[Dataset items]
____

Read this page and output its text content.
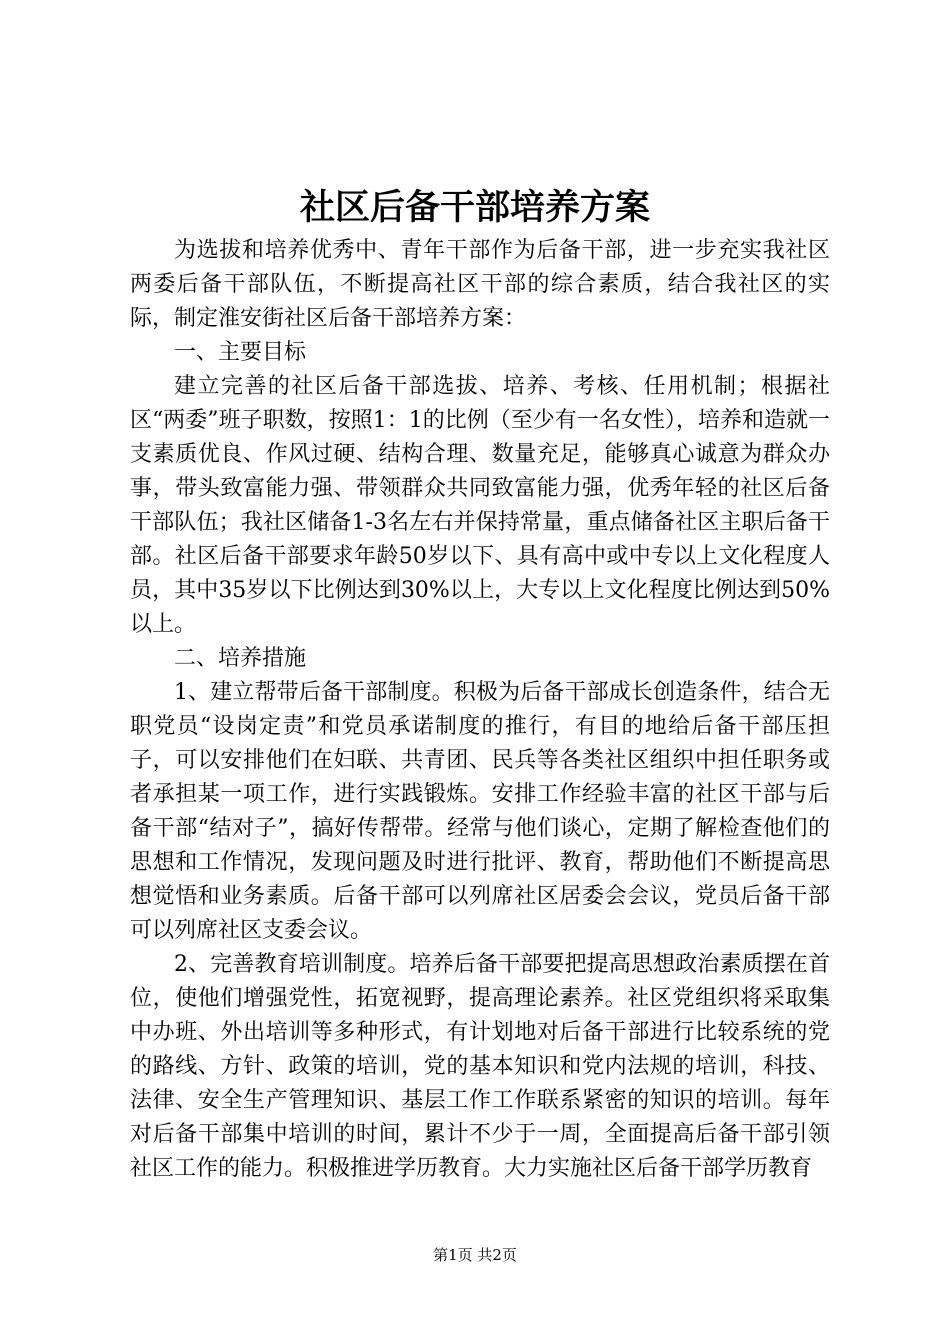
社区后备干部培养方案

为选拔和培养优秀中、青年干部作为后备干部，进一步充实我社区两委后备干部队伍，不断提高社区干部的综合素质，结合我社区的实际，制定淮安街社区后备干部培养方案：

一、主要目标

建立完善的社区后备干部选拔、培养、考核、任用机制；根据社区“两委”班子职数，按照1：1的比例（至少有一名女性），培养和造就一支素质优良、作风过硬、结构合理、数量充足，能够真心诚意为群众办事，带头致富能力强、带领群众共同致富能力强，优秀年轻的社区后备干部队伍；我社区储备1-3名左右并保持常量，重点储备社区主职后备干部。社区后备干部要求年龄50岁以下、具有高中或中专以上文化程度人员，其中35岁以下比例达到30%以上，大专以上文化程度比例达到50%以上。

二、培养措施

1、建立帮带后备干部制度。积极为后备干部成长创造条件，结合无职党员“设岗定责”和党员承诺制度的推行，有目的地给后备干部压担子，可以安排他们在妇联、共青团、民兵等各类社区组织中担任职务或者承担某一项工作，进行实践锻炼。安排工作经验丰富的社区干部与后备干部“结对子”，搞好传帮带。经常与他们谈心，定期了解检查他们的思想和工作情况，发现问题及时进行批评、教育，帮助他们不断提高思想觉悟和业务素质。后备干部可以列席社区居委会会议，党员后备干部可以列席社区支委会议。

2、完善教育培训制度。培养后备干部要把提高思想政治素质摆在首位，使他们增强党性，拓宽视野，提高理论素养。社区党组织将采取集中办班、外出培训等多种形式，有计划地对后备干部进行比较系统的党的路线、方针、政策的培训，党的基本知识和党内法规的培训，科技、法律、安全生产管理知识、基层工作工作联系紧密的知识的培训。每年对后备干部集中培训的时间，累计不少于一周，全面提高后备干部引领社区工作的能力。积极推进学历教育。大力实施社区后备干部学历教育

第1页 共2页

____

Output the records above exactly as they are, leaving out the pictures.

● **Task response**
Read this page and output its text content.
社区后备干部培养方案

为选拔和培养优秀中、青年干部作为后备干部，进一步充实我社区两委后备干部队伍，不断提高社区干部的综合素质，结合我社区的实际，制定淮安街社区后备干部培养方案：

一、主要目标

建立完善的社区后备干部选拔、培养、考核、任用机制；根据社区“两委”班子职数，按照1：1的比例（至少有一名女性），培养和造就一支素质优良、作风过硬、结构合理、数量充足，能够真心诚意为群众办事，带头致富能力强、带领群众共同致富能力强，优秀年轻的社区后备干部队伍；我社区储备1-3名左右并保持常量，重点储备社区主职后备干部。社区后备干部要求年龄50岁以下、具有高中或中专以上文化程度人员，其中35岁以下比例达到30%以上，大专以上文化程度比例达到50%以上。

二、培养措施

1、建立帮带后备干部制度。积极为后备干部成长创造条件，结合无职党员“设岗定责”和党员承诺制度的推行，有目的地给后备干部压担子，可以安排他们在妇联、共青团、民兵等各类社区组织中担任职务或者承担某一项工作，进行实践锻炼。安排工作经验丰富的社区干部与后备干部“结对子”，搞好传帮带。经常与他们谈心，定期了解检查他们的思想和工作情况，发现问题及时进行批评、教育，帮助他们不断提高思想觉悟和业务素质。后备干部可以列席社区居委会会议，党员后备干部可以列席社区支委会议。

2、完善教育培训制度。培养后备干部要把提高思想政治素质摆在首位，使他们增强党性，拓宽视野，提高理论素养。社区党组织将采取集中办班、外出培训等多种形式，有计划地对后备干部进行比较系统的党的路线、方针、政策的培训，党的基本知识和党内法规的培训，科技、法律、安全生产管理知识、基层工作工作联系紧密的知识的培训。每年对后备干部集中培训的时间，累计不少于一周，全面提高后备干部引领社区工作的能力。积极推进学历教育。大力实施社区后备干部学历教育

第1页 共2页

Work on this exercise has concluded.